#### [Written request]
Report every line in the listing below where the string "Seitensensoren" shows up.
--- start Records to use ---
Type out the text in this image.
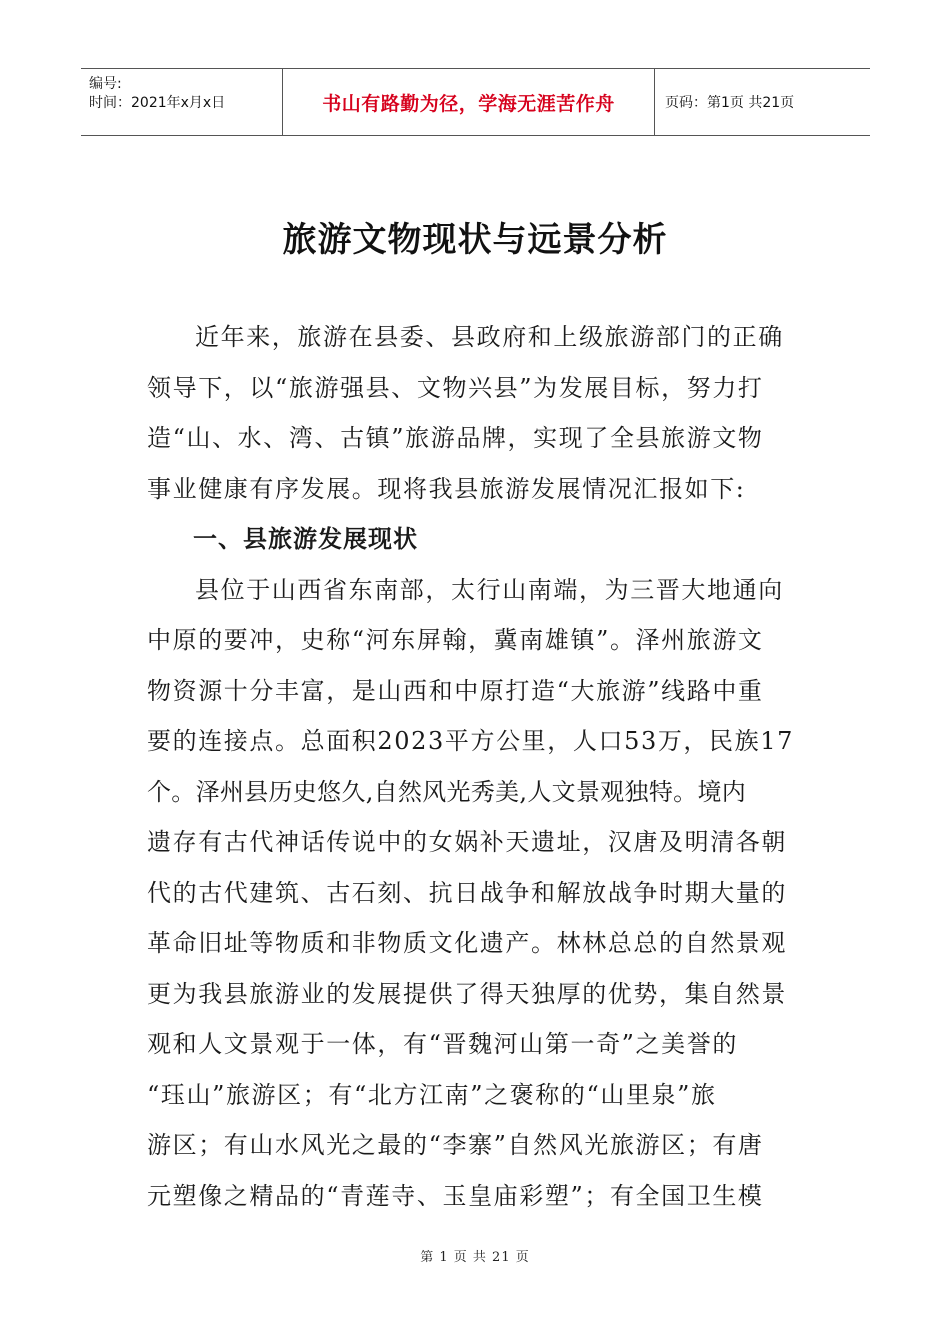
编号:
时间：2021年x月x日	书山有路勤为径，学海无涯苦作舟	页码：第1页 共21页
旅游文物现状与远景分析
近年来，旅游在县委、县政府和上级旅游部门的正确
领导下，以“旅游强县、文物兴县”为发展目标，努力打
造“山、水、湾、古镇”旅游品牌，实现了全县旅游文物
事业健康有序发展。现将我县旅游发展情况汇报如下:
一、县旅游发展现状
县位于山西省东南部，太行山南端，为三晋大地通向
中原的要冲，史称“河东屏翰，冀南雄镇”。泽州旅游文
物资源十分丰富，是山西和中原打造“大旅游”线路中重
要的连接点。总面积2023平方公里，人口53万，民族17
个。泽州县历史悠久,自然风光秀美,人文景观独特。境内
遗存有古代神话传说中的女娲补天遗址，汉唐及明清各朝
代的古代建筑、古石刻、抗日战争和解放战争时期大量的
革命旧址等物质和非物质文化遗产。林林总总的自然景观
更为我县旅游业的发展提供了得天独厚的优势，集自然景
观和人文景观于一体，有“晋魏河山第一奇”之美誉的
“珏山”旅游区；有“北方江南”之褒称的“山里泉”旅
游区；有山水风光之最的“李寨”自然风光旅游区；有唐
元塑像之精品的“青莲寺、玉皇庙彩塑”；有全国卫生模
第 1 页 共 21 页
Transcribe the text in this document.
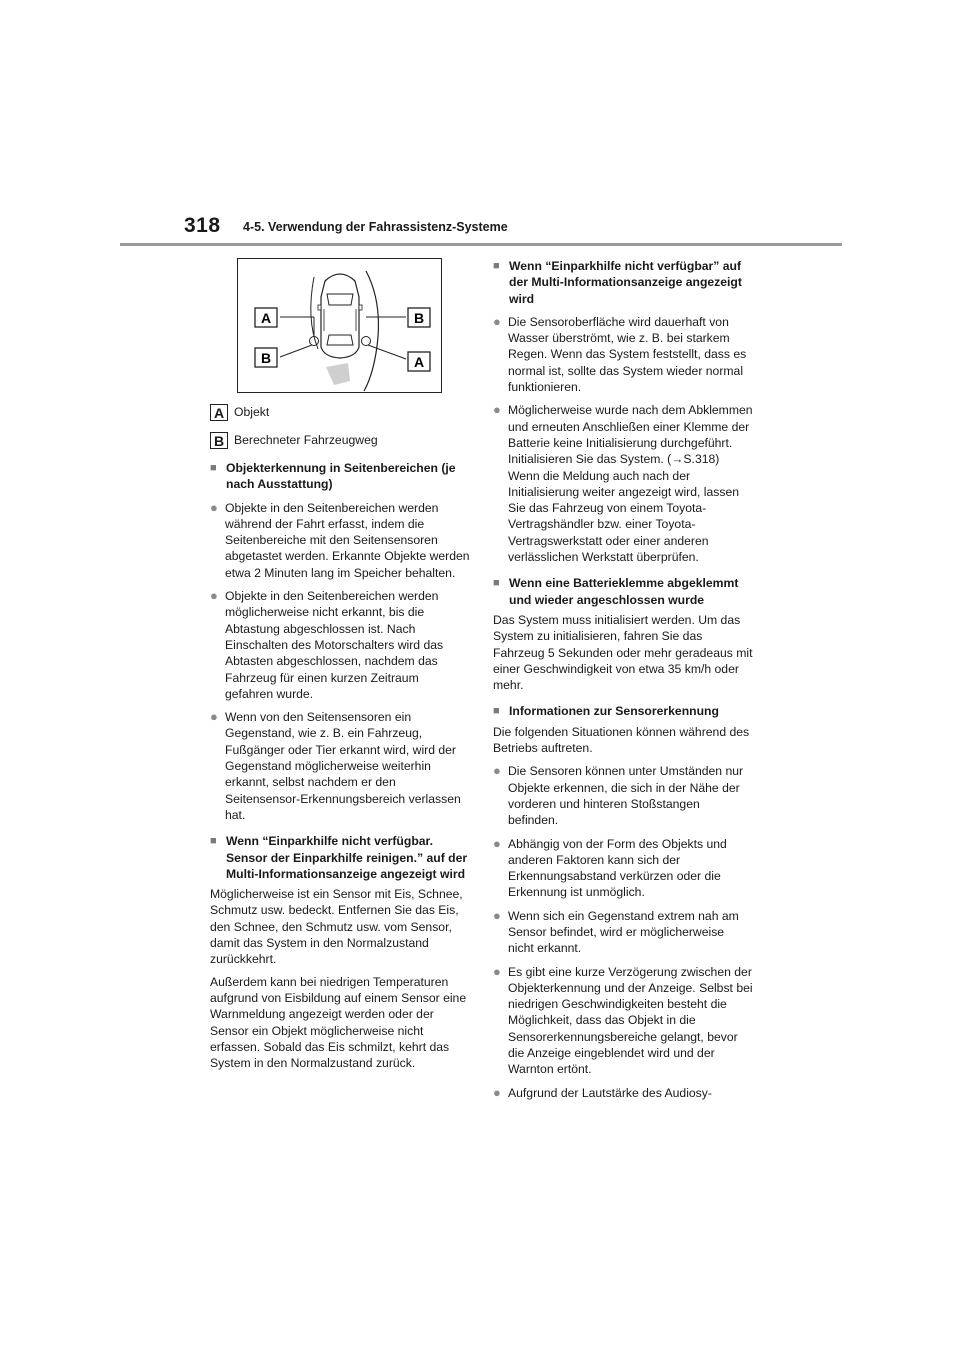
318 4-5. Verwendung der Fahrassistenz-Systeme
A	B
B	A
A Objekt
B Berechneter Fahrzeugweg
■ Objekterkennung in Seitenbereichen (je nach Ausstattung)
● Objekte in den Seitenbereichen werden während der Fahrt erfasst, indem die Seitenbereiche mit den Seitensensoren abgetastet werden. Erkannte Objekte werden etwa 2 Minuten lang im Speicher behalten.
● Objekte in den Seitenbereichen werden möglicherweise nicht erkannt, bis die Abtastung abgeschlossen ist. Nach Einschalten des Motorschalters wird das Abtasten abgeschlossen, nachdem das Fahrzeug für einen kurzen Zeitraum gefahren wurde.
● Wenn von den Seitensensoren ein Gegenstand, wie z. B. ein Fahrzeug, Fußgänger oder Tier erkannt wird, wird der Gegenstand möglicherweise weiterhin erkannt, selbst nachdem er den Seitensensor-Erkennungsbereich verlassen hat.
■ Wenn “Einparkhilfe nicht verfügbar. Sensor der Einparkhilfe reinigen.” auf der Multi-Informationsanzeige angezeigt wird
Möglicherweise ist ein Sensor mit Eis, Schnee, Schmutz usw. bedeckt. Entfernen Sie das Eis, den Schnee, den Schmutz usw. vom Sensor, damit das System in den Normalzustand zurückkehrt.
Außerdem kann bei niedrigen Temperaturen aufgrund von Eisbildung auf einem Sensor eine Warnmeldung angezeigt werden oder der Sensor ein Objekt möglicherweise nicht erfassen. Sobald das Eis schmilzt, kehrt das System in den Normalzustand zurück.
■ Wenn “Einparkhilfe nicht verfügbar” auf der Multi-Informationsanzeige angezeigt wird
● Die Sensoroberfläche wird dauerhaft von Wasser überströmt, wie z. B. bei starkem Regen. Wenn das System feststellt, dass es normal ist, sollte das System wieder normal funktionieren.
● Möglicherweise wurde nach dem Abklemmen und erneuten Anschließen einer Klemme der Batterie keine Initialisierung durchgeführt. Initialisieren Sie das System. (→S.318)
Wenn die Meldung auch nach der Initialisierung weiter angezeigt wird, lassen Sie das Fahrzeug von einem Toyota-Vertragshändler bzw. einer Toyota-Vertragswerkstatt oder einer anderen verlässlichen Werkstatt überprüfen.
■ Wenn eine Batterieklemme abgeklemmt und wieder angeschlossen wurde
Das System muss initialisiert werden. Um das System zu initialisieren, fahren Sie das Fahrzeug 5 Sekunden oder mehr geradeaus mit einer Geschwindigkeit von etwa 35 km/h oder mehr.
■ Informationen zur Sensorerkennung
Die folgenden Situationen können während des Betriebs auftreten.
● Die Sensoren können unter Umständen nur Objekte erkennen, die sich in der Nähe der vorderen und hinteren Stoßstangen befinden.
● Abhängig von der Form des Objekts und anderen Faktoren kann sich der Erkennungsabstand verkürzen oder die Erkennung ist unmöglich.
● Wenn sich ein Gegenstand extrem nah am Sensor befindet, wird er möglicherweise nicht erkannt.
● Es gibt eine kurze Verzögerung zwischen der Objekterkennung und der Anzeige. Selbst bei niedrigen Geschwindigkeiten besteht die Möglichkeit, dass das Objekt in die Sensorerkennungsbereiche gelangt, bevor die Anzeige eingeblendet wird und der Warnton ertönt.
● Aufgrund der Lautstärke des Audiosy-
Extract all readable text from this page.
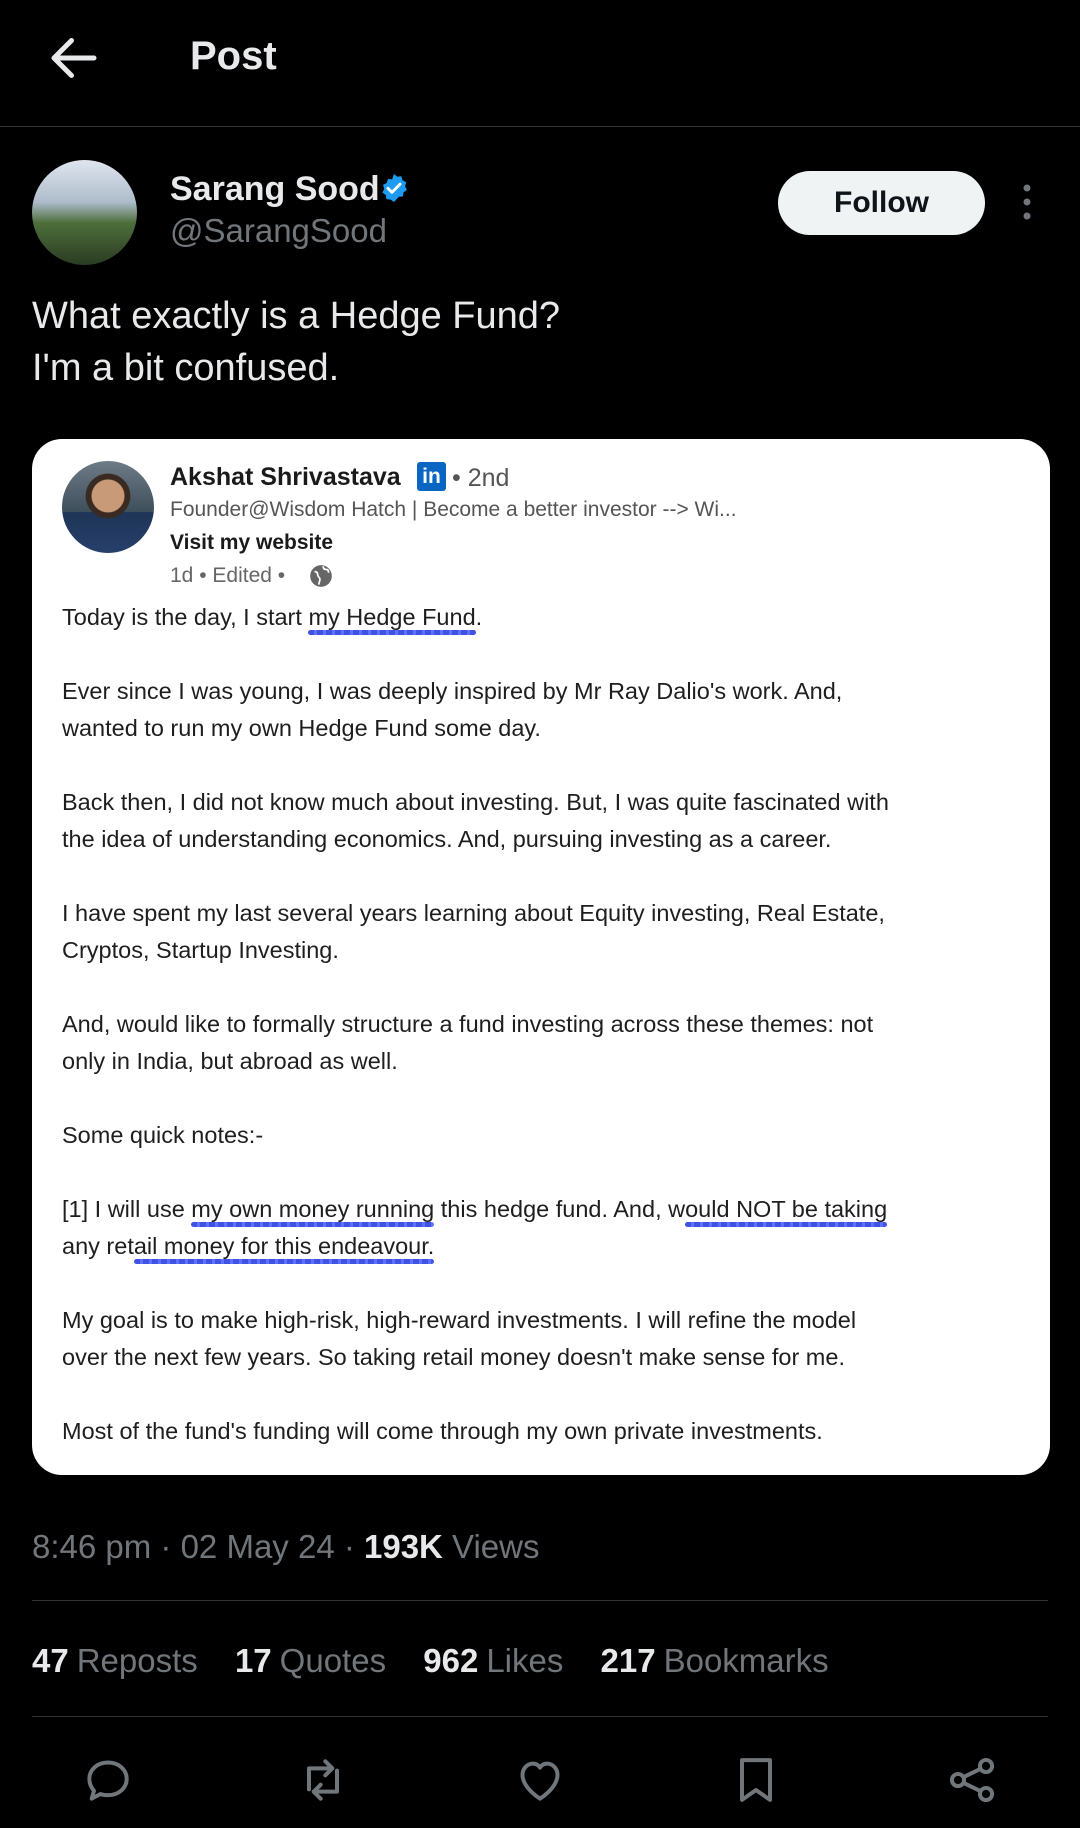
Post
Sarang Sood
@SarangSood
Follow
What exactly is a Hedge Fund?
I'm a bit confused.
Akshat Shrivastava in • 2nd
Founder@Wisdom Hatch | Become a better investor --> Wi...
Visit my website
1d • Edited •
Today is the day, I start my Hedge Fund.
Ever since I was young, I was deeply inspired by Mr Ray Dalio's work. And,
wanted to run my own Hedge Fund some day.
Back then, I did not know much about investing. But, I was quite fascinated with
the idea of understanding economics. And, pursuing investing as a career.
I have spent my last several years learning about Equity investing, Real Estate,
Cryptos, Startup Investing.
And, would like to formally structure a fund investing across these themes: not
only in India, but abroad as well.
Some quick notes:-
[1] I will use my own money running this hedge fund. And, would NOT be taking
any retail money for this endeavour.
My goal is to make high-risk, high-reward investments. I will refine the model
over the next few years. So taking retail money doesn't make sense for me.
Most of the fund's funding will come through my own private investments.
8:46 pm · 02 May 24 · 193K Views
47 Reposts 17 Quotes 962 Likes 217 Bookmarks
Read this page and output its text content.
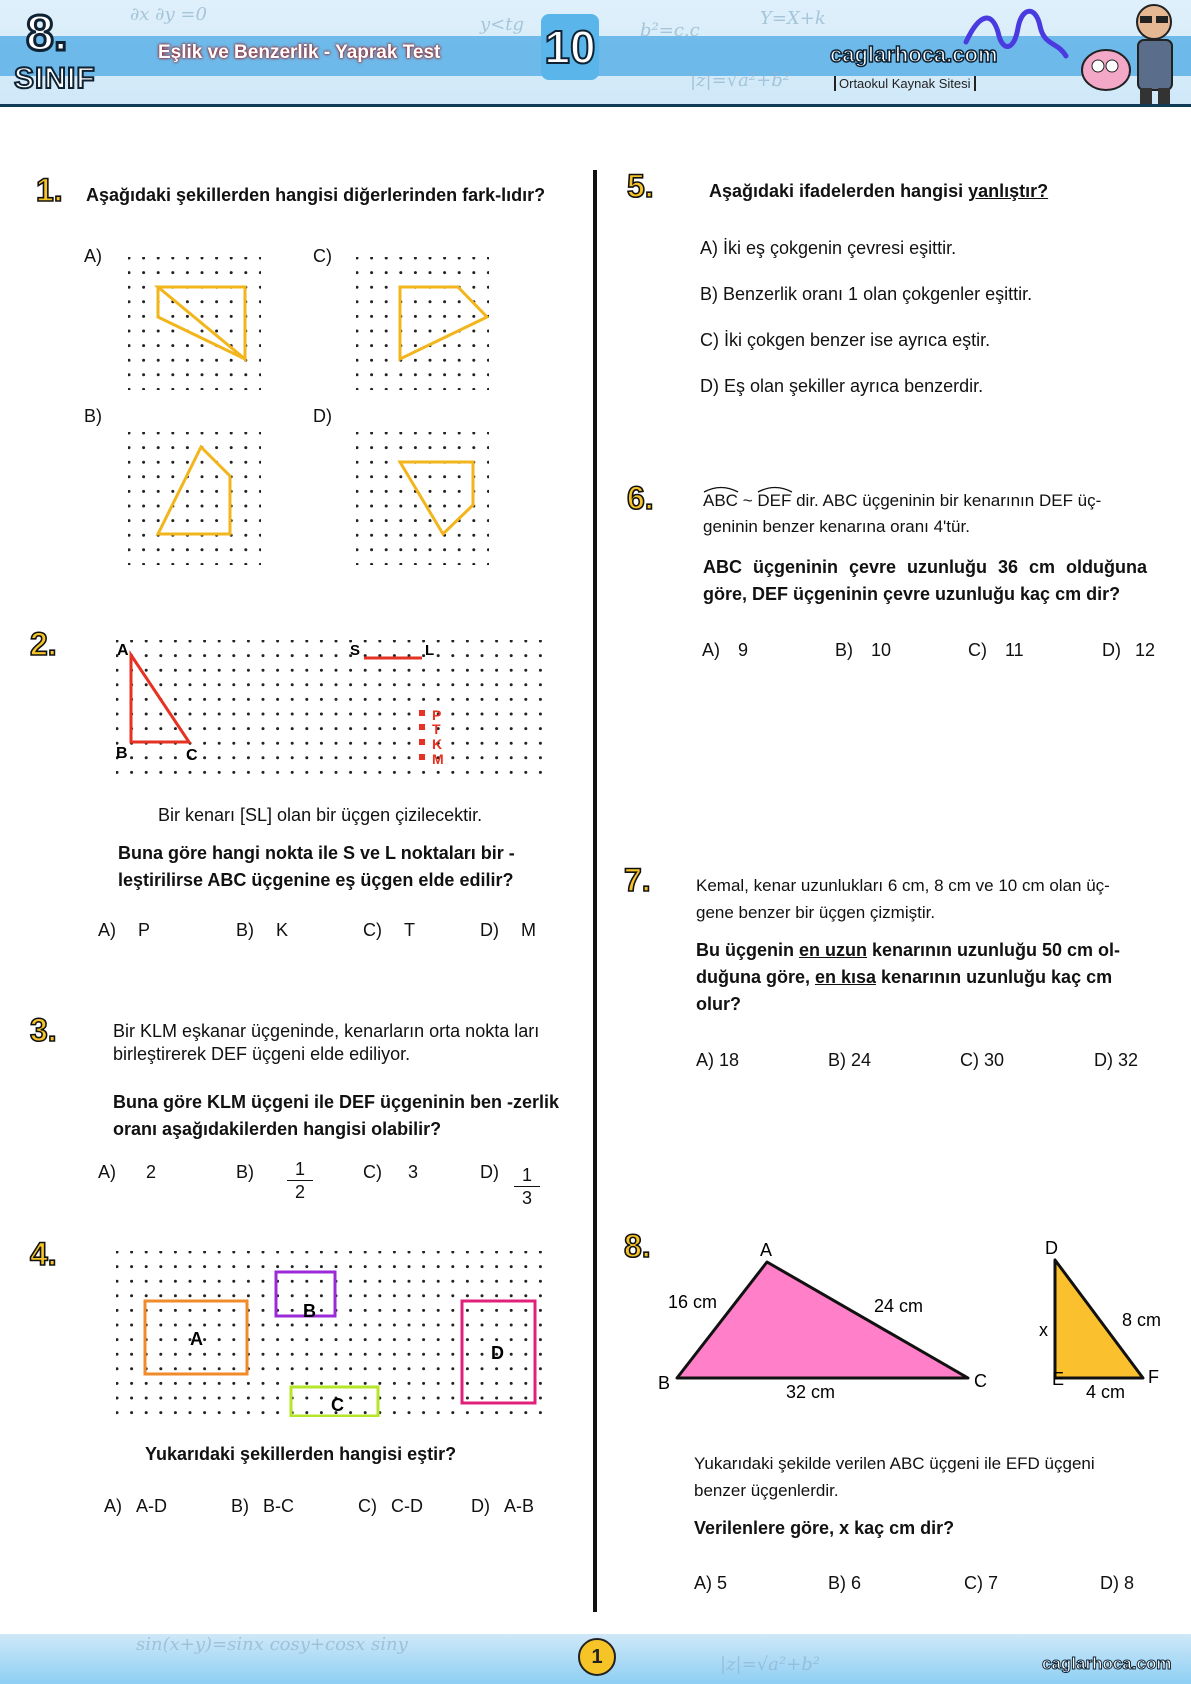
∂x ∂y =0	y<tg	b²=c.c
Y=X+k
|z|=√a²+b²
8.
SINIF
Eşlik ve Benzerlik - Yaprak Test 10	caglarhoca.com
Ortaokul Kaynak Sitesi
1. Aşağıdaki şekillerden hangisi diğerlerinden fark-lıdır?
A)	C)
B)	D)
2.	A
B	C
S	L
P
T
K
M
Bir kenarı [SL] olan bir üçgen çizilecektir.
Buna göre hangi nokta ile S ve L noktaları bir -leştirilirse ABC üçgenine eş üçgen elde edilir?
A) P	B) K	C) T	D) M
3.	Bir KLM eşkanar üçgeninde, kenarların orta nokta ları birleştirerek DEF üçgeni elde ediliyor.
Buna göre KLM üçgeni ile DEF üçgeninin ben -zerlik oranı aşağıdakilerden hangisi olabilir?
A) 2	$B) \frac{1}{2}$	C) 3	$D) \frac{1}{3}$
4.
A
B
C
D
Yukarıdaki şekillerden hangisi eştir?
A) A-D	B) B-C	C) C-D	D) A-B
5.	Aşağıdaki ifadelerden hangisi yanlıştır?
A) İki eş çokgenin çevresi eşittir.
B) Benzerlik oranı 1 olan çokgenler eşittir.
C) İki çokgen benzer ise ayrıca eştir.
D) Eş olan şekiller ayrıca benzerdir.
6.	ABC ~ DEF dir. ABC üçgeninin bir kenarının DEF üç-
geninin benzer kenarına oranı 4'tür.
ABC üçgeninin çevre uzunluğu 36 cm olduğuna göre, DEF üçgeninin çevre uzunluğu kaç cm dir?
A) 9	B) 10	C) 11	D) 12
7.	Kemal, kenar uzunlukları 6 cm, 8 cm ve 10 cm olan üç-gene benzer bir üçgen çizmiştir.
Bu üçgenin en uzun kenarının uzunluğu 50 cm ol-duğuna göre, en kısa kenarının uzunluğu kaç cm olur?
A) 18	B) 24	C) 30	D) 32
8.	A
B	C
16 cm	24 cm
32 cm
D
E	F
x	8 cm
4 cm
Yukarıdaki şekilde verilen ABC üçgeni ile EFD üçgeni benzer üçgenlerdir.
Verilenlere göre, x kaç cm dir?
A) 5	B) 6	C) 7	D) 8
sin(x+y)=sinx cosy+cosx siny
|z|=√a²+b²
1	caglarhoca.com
--- end Records to use ---
#### [Reply to the exercise]
● Objekte in den Seitenbereichen werden während der Fahrt erfasst, indem die Seitenbereiche mit den Seitensensoren abgetastet werden. Erkannte Objekte werden etwa 2 Minuten lang im Speicher behalten.
● Wenn von den Seitensensoren ein Gegenstand, wie z. B. ein Fahrzeug, Fußgänger oder Tier erkannt wird, wird der Gegenstand möglicherweise weiterhin erkannt, selbst nachdem er den Seitensensor-Erkennungsbereich verlassen hat.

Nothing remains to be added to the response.